- **Exercise directions**
Return each line of the listing below, unchanged, and omit the images.

--- START Listing ---

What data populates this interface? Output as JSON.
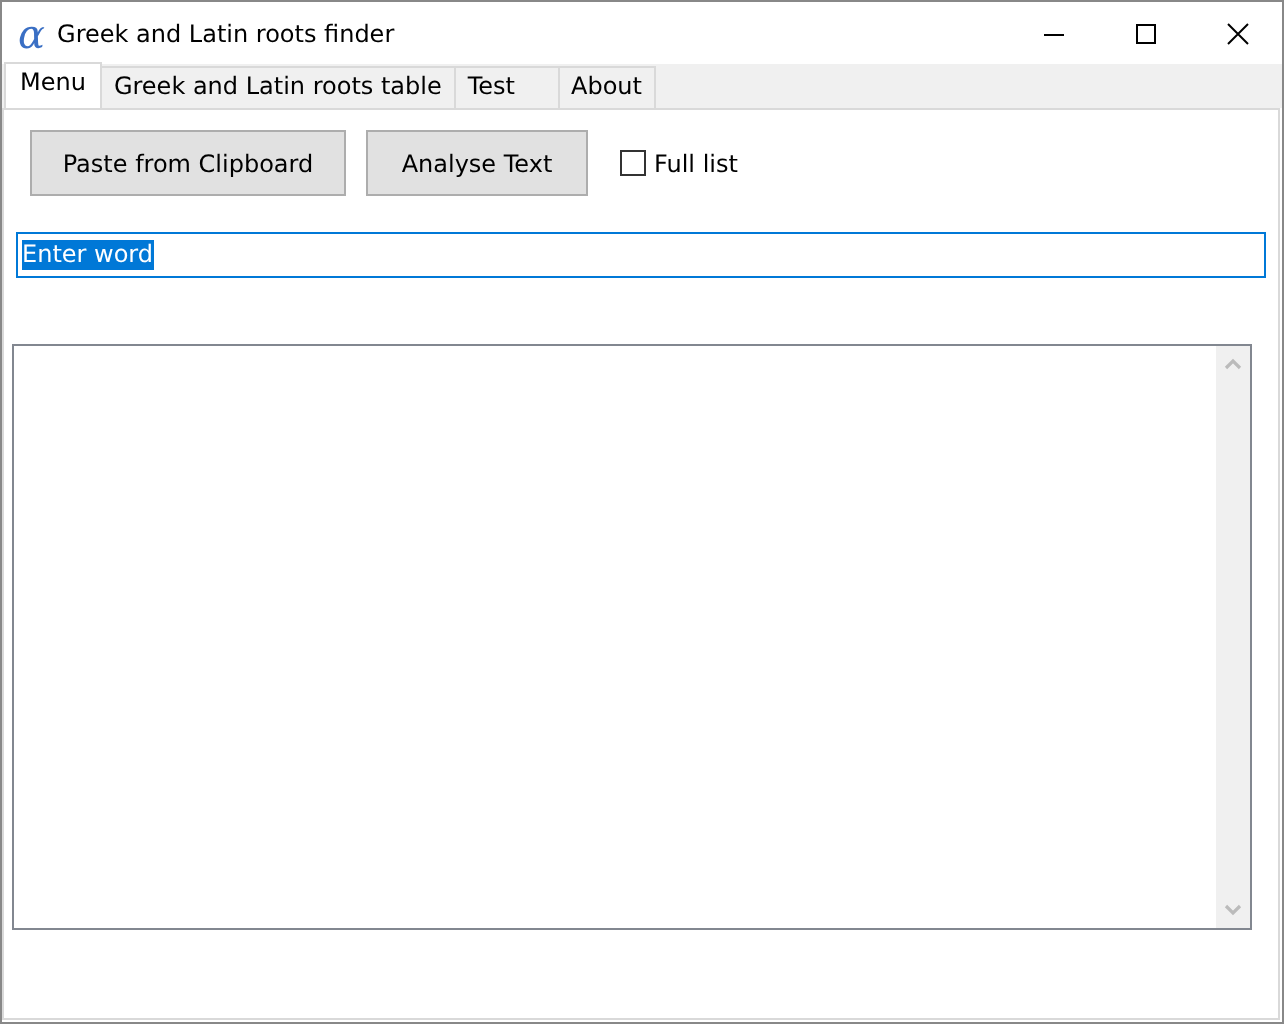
{
  "window": {
    "logo": "α",
    "title": "Greek and Latin roots finder"
  },
  "tabs": [
    {
      "label": "Menu",
      "selected": true
    },
    {
      "label": "Greek and Latin roots table",
      "selected": false
    },
    {
      "label": "Test",
      "selected": false
    },
    {
      "label": "About",
      "selected": false
    }
  ],
  "buttons": [
    "Paste from Clipboard",
    "Analyse Text"
  ],
  "full_list": {
    "label": "Full list",
    "checked": false
  },
  "word_field": {
    "value": "Enter word",
    "value_selected": true
  }
}
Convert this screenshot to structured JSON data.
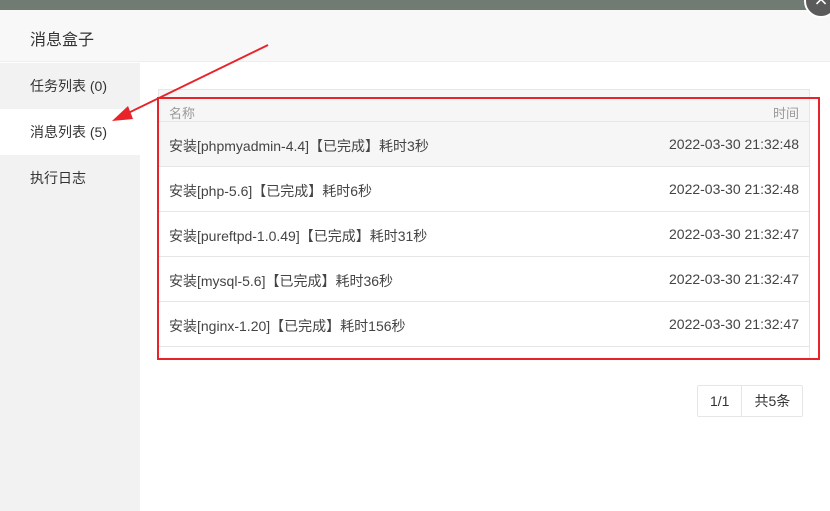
{
  "modal": {
    "title": "消息盒子",
    "close_symbol": "×"
  },
  "sidebar": {
    "items": [
      {
        "label": "任务列表 (0)",
        "active": false
      },
      {
        "label": "消息列表 (5)",
        "active": true
      },
      {
        "label": "执行日志",
        "active": false
      }
    ]
  },
  "table": {
    "headers": {
      "name": "名称",
      "time": "时间"
    },
    "rows": [
      {
        "name": "安装[phpmyadmin-4.4]【已完成】耗时3秒",
        "time": "2022-03-30 21:32:48"
      },
      {
        "name": "安装[php-5.6]【已完成】耗时6秒",
        "time": "2022-03-30 21:32:48"
      },
      {
        "name": "安装[pureftpd-1.0.49]【已完成】耗时31秒",
        "time": "2022-03-30 21:32:47"
      },
      {
        "name": "安装[mysql-5.6]【已完成】耗时36秒",
        "time": "2022-03-30 21:32:47"
      },
      {
        "name": "安装[nginx-1.20]【已完成】耗时156秒",
        "time": "2022-03-30 21:32:47"
      }
    ]
  },
  "pagination": {
    "page": "1/1",
    "total": "共5条"
  },
  "annotation": {
    "color": "#e8232a"
  }
}
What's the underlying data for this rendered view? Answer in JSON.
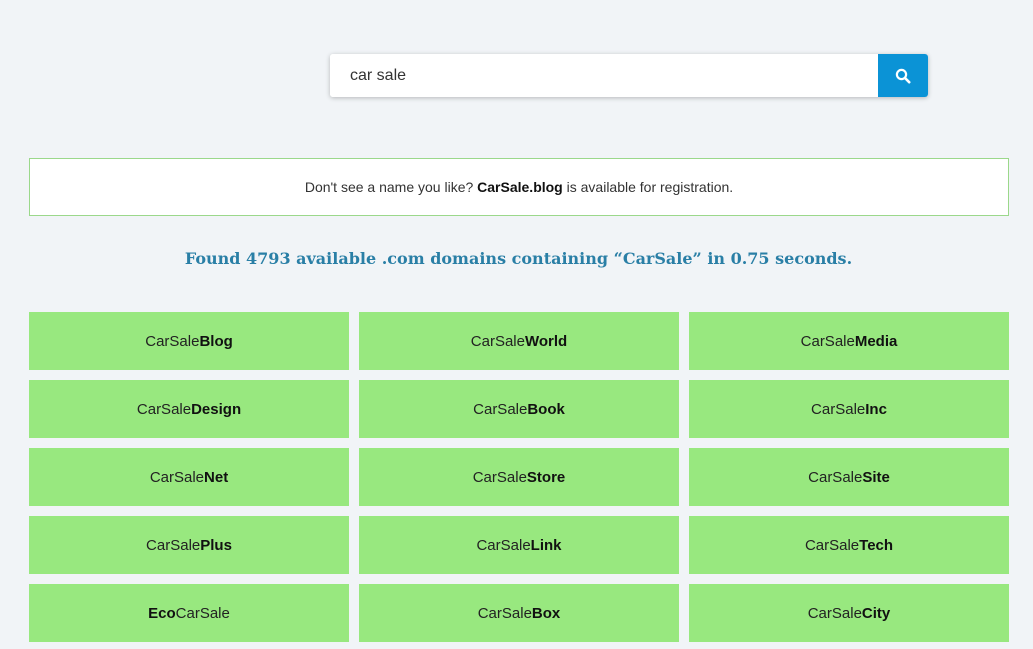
{
  "search": {
    "value": "car sale",
    "button_icon": "search-icon"
  },
  "notice": {
    "prefix": "Don't see a name you like?",
    "domain": "CarSale.blog",
    "suffix": "is available for registration."
  },
  "results_summary": "Found 4793 available .com domains containing “CarSale” in 0.75 seconds.",
  "domains": [
    {
      "plain_before": "CarSale",
      "bold": "Blog",
      "plain_after": ""
    },
    {
      "plain_before": "CarSale",
      "bold": "World",
      "plain_after": ""
    },
    {
      "plain_before": "CarSale",
      "bold": "Media",
      "plain_after": ""
    },
    {
      "plain_before": "CarSale",
      "bold": "Design",
      "plain_after": ""
    },
    {
      "plain_before": "CarSale",
      "bold": "Book",
      "plain_after": ""
    },
    {
      "plain_before": "CarSale",
      "bold": "Inc",
      "plain_after": ""
    },
    {
      "plain_before": "CarSale",
      "bold": "Net",
      "plain_after": ""
    },
    {
      "plain_before": "CarSale",
      "bold": "Store",
      "plain_after": ""
    },
    {
      "plain_before": "CarSale",
      "bold": "Site",
      "plain_after": ""
    },
    {
      "plain_before": "CarSale",
      "bold": "Plus",
      "plain_after": ""
    },
    {
      "plain_before": "CarSale",
      "bold": "Link",
      "plain_after": ""
    },
    {
      "plain_before": "CarSale",
      "bold": "Tech",
      "plain_after": ""
    },
    {
      "plain_before": "",
      "bold": "Eco",
      "plain_after": "CarSale"
    },
    {
      "plain_before": "CarSale",
      "bold": "Box",
      "plain_after": ""
    },
    {
      "plain_before": "CarSale",
      "bold": "City",
      "plain_after": ""
    }
  ],
  "colors": {
    "background": "#f1f4f7",
    "accent_button": "#0b93d6",
    "tile_green": "#98e87f",
    "notice_border": "#9bd88b",
    "summary_text": "#2a7fa6"
  }
}
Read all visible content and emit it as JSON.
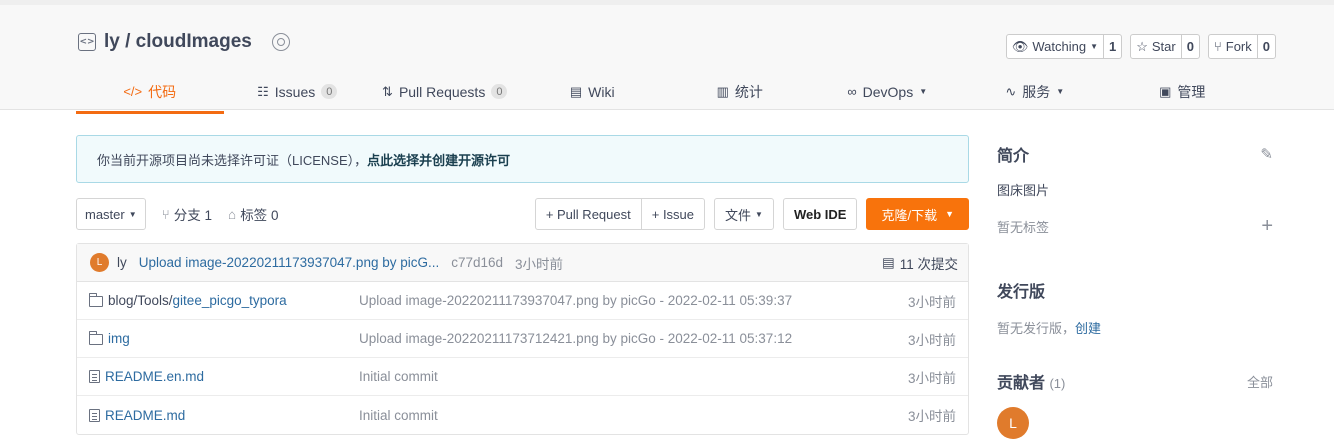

--- END Listing ---

- **The completed task**
What data populates this interface? Output as JSON.
{
  "window": {
    "logo": "α",
    "title": "Greek and Latin roots finder"
  },
  "tabs": [
    {
      "label": "Menu",
      "selected": true
    },
    {
      "label": "Greek and Latin roots table",
      "selected": false
    },
    {
      "label": "Test",
      "selected": false
    },
    {
      "label": "About",
      "selected": false
    }
  ],
  "buttons": [
    "Paste from Clipboard",
    "Analyse Text"
  ],
  "full_list": {
    "label": "Full list",
    "checked": false
  },
  "word_field": {
    "value": "Enter word",
    "value_selected": true
  }
}
Convert this screenshot to structured JSON data.
{
  "modal": {
    "title": "消息盒子",
    "close_symbol": "×"
  },
  "sidebar": {
    "items": [
      {
        "label": "任务列表 (0)",
        "active": false
      },
      {
        "label": "消息列表 (5)",
        "active": true
      },
      {
        "label": "执行日志",
        "active": false
      }
    ]
  },
  "table": {
    "headers": {
      "name": "名称",
      "time": "时间"
    },
    "rows": [
      {
        "name": "安装[phpmyadmin-4.4]【已完成】耗时3秒",
        "time": "2022-03-30 21:32:48"
      },
      {
        "name": "安装[php-5.6]【已完成】耗时6秒",
        "time": "2022-03-30 21:32:48"
      },
      {
        "name": "安装[pureftpd-1.0.49]【已完成】耗时31秒",
        "time": "2022-03-30 21:32:47"
      },
      {
        "name": "安装[mysql-5.6]【已完成】耗时36秒",
        "time": "2022-03-30 21:32:47"
      },
      {
        "name": "安装[nginx-1.20]【已完成】耗时156秒",
        "time": "2022-03-30 21:32:47"
      }
    ]
  },
  "pagination": {
    "page": "1/1",
    "total": "共5条"
  },
  "annotation": {
    "color": "#e8232a"
  }
}
What's the underlying data for this rendered view? Answer in JSON.
{
  "search": {
    "value": "car sale",
    "button_icon": "search-icon"
  },
  "notice": {
    "prefix": "Don't see a name you like?",
    "domain": "CarSale.blog",
    "suffix": "is available for registration."
  },
  "results_summary": "Found 4793 available .com domains containing “CarSale” in 0.75 seconds.",
  "domains": [
    {
      "plain_before": "CarSale",
      "bold": "Blog",
      "plain_after": ""
    },
    {
      "plain_before": "CarSale",
      "bold": "World",
      "plain_after": ""
    },
    {
      "plain_before": "CarSale",
      "bold": "Media",
      "plain_after": ""
    },
    {
      "plain_before": "CarSale",
      "bold": "Design",
      "plain_after": ""
    },
    {
      "plain_before": "CarSale",
      "bold": "Book",
      "plain_after": ""
    },
    {
      "plain_before": "CarSale",
      "bold": "Inc",
      "plain_after": ""
    },
    {
      "plain_before": "CarSale",
      "bold": "Net",
      "plain_after": ""
    },
    {
      "plain_before": "CarSale",
      "bold": "Store",
      "plain_after": ""
    },
    {
      "plain_before": "CarSale",
      "bold": "Site",
      "plain_after": ""
    },
    {
      "plain_before": "CarSale",
      "bold": "Plus",
      "plain_after": ""
    },
    {
      "plain_before": "CarSale",
      "bold": "Link",
      "plain_after": ""
    },
    {
      "plain_before": "CarSale",
      "bold": "Tech",
      "plain_after": ""
    },
    {
      "plain_before": "",
      "bold": "Eco",
      "plain_after": "CarSale"
    },
    {
      "plain_before": "CarSale",
      "bold": "Box",
      "plain_after": ""
    },
    {
      "plain_before": "CarSale",
      "bold": "City",
      "plain_after": ""
    }
  ],
  "colors": {
    "background": "#f1f4f7",
    "accent_button": "#0b93d6",
    "tile_green": "#98e87f",
    "notice_border": "#9bd88b",
    "summary_text": "#2a7fa6"
  }
}
Read all visible content and emit it as JSON.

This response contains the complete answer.